>>>>

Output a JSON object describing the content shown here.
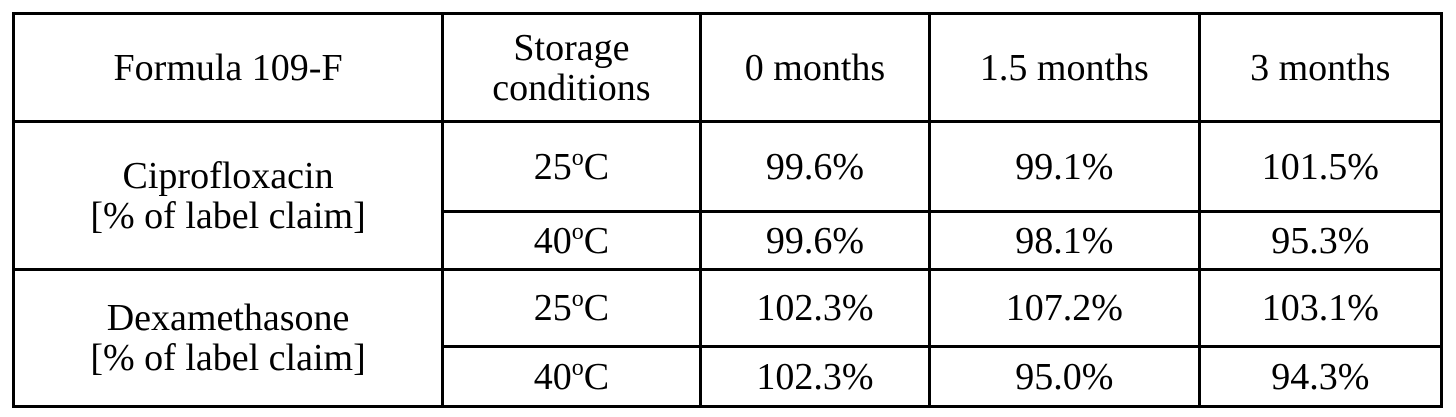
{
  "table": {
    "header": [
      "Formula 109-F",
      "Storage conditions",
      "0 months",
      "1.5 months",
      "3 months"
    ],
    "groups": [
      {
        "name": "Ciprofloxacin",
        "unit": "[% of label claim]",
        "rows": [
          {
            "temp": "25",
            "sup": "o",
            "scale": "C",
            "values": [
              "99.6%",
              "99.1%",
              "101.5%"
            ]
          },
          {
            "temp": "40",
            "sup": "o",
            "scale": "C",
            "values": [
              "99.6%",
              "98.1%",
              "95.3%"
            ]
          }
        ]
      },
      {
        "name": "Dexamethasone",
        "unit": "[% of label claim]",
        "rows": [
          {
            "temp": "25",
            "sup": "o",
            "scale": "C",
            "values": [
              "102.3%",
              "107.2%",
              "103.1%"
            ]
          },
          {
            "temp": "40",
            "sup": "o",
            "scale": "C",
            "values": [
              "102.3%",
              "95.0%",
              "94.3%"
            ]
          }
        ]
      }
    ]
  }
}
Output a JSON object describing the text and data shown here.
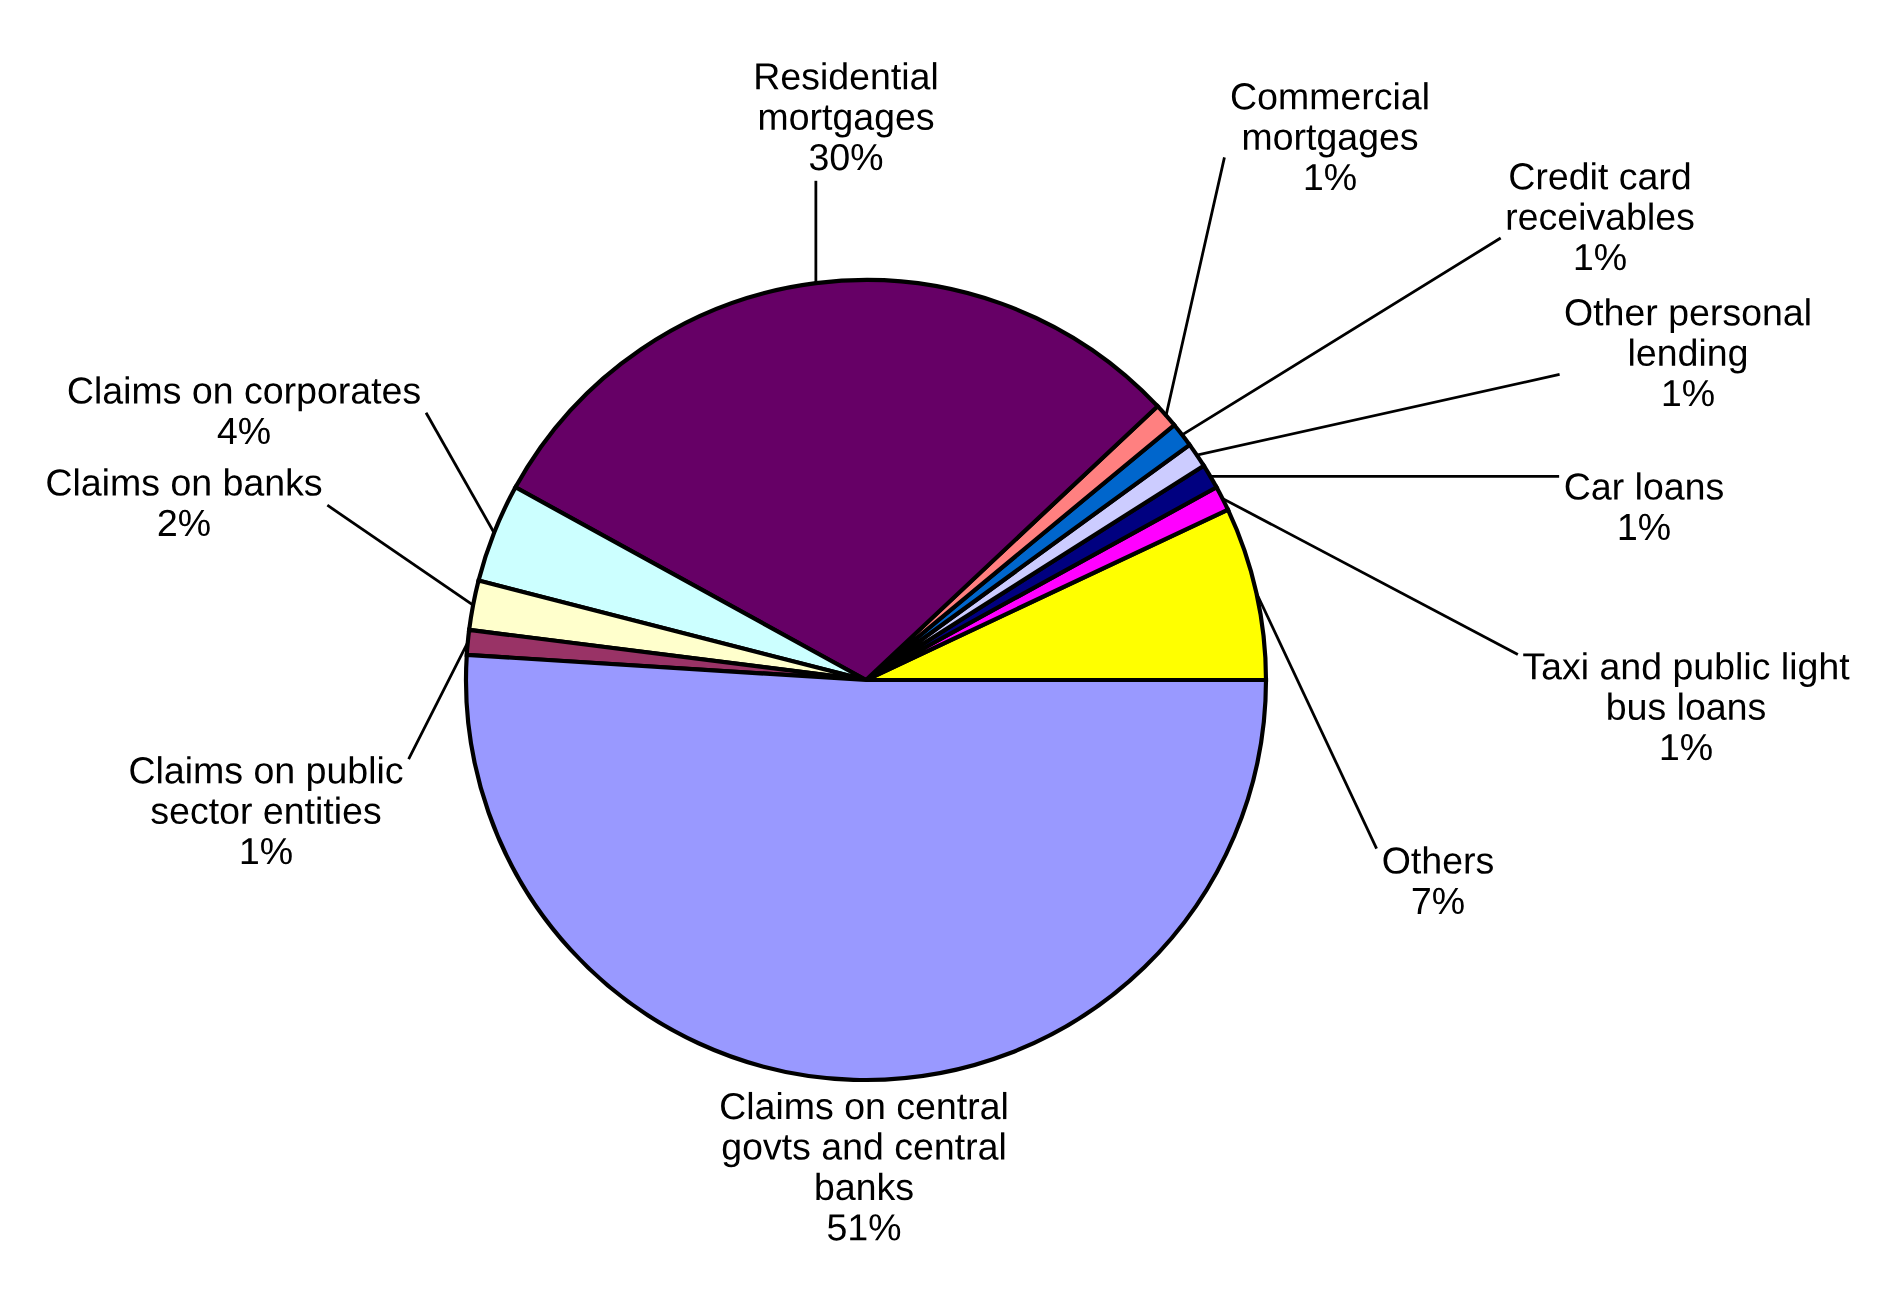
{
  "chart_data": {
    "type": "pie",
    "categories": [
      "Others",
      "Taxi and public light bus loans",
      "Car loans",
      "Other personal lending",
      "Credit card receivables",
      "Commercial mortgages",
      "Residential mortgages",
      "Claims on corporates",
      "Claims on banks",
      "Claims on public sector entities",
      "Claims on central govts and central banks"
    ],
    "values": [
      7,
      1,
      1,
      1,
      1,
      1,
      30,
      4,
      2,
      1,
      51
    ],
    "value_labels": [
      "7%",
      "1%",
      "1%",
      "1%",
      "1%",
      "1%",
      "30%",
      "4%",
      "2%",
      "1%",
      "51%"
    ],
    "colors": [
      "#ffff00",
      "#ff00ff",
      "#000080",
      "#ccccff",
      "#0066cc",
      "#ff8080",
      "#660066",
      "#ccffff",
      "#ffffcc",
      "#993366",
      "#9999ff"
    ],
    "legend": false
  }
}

<<<<

Select every line of the material above holding the word "here" and copy it.

Output a JSON object describing the content shown here.
Output a JSON object describing the text and data shown here.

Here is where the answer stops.